Search the entries below. Return every line that has "Количество" in it.

Stored records:
* start *

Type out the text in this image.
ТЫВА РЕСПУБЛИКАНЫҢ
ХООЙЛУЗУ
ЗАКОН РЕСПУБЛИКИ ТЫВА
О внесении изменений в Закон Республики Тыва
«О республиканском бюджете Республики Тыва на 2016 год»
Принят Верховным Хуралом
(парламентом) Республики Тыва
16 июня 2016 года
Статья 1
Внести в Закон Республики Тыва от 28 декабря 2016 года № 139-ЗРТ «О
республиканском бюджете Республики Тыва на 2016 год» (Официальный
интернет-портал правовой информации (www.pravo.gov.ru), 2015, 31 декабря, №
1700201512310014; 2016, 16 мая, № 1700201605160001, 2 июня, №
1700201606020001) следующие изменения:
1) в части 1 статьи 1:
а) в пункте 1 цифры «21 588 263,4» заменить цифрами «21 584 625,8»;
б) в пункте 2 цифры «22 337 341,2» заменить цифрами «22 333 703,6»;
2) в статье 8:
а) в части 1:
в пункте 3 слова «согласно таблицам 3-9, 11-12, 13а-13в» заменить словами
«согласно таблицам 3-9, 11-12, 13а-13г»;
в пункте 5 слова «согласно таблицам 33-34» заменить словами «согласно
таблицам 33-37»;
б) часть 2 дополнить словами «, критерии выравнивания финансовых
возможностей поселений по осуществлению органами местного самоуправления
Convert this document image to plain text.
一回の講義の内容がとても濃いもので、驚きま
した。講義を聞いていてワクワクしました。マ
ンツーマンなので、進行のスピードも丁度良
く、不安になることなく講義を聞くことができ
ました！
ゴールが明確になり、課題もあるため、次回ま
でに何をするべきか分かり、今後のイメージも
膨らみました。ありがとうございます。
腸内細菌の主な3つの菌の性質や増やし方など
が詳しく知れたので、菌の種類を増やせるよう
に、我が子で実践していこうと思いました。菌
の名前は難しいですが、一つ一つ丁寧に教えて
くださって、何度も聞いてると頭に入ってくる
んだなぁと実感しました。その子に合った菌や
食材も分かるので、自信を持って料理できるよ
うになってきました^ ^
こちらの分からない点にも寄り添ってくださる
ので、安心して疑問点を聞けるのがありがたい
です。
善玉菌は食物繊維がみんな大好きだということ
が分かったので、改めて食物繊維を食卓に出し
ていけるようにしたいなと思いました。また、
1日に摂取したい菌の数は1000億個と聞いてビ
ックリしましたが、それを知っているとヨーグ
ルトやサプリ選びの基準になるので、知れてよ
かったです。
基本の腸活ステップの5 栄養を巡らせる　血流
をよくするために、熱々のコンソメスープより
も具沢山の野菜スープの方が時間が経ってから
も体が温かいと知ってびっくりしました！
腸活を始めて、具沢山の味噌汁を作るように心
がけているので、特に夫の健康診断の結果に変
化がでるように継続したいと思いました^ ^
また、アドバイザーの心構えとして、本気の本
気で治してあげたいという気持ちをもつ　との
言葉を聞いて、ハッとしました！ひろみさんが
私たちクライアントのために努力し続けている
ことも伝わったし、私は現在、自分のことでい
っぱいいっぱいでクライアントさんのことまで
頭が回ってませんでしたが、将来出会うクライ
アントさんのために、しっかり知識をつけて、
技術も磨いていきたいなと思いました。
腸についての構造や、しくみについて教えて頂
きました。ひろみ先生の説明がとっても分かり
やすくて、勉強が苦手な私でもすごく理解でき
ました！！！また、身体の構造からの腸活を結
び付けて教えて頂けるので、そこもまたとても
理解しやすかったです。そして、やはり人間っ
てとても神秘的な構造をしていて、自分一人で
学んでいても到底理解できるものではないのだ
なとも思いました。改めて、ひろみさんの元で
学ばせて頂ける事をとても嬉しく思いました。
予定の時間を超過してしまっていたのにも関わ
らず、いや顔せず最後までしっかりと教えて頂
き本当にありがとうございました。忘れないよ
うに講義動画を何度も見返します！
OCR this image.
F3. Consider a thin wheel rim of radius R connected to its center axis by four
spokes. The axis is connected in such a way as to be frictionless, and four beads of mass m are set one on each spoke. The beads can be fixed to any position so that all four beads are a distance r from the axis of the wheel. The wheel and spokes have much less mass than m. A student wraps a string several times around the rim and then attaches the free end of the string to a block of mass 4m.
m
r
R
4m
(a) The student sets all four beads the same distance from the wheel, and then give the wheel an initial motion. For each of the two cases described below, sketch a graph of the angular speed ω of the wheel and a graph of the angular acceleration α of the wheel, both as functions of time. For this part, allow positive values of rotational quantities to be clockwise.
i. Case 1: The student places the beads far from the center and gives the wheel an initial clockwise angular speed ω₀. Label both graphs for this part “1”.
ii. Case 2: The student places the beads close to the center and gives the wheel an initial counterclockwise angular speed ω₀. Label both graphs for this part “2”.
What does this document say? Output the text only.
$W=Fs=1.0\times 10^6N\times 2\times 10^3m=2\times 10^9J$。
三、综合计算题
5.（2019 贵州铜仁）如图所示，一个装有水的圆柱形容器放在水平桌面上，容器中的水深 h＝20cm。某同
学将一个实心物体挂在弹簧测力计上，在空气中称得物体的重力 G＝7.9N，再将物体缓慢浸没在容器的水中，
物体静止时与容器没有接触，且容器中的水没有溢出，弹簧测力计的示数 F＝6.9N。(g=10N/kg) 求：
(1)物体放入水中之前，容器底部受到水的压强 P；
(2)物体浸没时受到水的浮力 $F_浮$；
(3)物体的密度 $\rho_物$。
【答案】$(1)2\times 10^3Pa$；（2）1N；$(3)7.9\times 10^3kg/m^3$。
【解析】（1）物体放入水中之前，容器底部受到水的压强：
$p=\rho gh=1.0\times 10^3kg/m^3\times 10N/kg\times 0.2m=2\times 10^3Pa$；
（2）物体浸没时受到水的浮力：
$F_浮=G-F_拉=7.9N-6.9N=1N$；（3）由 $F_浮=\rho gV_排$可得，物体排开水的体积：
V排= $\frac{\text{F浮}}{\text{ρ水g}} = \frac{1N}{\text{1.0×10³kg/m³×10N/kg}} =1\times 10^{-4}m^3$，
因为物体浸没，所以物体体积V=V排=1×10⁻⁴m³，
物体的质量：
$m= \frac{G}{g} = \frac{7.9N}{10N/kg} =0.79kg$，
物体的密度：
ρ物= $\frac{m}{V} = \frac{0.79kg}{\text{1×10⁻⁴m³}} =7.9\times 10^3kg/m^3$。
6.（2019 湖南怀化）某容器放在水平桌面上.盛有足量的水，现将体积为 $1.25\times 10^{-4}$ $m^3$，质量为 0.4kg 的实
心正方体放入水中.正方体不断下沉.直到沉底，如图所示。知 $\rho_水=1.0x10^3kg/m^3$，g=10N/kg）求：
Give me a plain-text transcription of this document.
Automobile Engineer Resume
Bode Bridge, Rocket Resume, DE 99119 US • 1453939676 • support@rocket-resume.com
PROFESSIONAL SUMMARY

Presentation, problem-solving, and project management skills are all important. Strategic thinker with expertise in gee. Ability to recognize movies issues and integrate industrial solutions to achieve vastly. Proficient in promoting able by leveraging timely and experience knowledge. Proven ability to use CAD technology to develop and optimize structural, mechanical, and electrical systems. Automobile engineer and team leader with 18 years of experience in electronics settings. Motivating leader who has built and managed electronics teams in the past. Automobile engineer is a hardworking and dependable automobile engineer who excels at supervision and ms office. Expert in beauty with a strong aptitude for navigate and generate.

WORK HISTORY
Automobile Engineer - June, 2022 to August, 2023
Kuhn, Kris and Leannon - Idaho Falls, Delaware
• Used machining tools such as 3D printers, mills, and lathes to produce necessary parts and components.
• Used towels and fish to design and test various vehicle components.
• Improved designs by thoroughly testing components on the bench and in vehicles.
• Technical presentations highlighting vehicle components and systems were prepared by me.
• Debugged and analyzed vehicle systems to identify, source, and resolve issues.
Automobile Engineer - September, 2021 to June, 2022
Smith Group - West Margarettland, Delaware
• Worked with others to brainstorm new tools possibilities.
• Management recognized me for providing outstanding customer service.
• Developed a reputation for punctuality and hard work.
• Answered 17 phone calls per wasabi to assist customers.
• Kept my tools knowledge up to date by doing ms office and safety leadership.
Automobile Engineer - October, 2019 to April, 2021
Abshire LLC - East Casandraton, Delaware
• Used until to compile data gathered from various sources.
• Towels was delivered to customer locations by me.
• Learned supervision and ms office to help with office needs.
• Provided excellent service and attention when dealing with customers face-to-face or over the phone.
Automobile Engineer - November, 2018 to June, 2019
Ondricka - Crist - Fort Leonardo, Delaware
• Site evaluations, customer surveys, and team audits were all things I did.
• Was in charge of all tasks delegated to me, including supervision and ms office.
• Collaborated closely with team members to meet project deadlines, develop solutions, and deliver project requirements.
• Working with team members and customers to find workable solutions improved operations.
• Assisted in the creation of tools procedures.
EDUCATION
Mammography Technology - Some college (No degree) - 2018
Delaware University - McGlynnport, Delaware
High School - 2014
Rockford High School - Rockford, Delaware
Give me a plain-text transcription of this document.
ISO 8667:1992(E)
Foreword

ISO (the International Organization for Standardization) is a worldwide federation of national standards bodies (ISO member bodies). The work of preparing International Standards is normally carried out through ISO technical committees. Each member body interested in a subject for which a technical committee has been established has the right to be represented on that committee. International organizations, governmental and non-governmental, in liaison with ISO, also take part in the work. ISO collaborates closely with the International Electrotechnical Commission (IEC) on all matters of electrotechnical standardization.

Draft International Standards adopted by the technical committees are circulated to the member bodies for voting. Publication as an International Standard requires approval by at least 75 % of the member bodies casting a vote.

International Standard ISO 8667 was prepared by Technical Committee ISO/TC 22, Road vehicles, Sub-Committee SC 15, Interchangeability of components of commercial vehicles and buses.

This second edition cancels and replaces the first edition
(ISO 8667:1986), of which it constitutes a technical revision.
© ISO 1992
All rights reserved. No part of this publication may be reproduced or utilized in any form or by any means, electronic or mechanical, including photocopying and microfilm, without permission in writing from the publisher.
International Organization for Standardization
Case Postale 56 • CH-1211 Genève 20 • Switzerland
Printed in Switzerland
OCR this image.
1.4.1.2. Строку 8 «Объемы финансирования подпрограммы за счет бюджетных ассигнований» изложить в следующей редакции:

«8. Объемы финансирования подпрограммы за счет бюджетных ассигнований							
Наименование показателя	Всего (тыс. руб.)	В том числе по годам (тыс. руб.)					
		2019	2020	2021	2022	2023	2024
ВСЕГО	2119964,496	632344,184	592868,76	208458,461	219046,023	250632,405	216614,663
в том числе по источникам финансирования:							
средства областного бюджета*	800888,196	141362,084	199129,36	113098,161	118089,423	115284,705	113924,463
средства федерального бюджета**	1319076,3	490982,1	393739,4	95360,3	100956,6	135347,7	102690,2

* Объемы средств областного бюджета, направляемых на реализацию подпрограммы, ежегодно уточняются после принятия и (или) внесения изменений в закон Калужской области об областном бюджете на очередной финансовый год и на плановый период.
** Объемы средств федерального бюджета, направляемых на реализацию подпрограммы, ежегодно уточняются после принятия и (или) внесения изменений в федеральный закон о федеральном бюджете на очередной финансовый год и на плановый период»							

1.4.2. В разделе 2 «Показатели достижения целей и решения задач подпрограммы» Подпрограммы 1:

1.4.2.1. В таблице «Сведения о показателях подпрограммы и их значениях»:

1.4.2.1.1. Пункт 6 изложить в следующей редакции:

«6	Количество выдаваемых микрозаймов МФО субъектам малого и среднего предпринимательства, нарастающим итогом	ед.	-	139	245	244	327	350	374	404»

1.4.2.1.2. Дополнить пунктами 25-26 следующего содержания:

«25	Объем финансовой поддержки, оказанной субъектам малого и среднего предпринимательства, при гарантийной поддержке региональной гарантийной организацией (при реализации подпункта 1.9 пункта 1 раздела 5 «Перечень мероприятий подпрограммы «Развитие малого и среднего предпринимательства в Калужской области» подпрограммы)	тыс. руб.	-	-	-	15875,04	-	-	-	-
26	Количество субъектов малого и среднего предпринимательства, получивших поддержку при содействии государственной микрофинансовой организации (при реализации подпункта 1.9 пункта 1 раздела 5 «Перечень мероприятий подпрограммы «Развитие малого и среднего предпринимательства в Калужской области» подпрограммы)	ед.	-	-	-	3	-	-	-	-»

* end *

• [Result of the task]
«6	Количество выдаваемых микрозаймов МФО субъектам малого и среднего предпринимательства, нарастающим итогом	ед.	-	139	245	244	327	350	374	404»
26	Количество субъектов малого и среднего предпринимательства, получивших поддержку при содействии государственной микрофинансовой организации (при реализации подпункта 1.9 пункта 1 раздела 5 «Перечень мероприятий подпрограммы «Развитие малого и среднего предпринимательства в Калужской области» подпрограммы)	ед.	-	-	-	3	-	-	-	-»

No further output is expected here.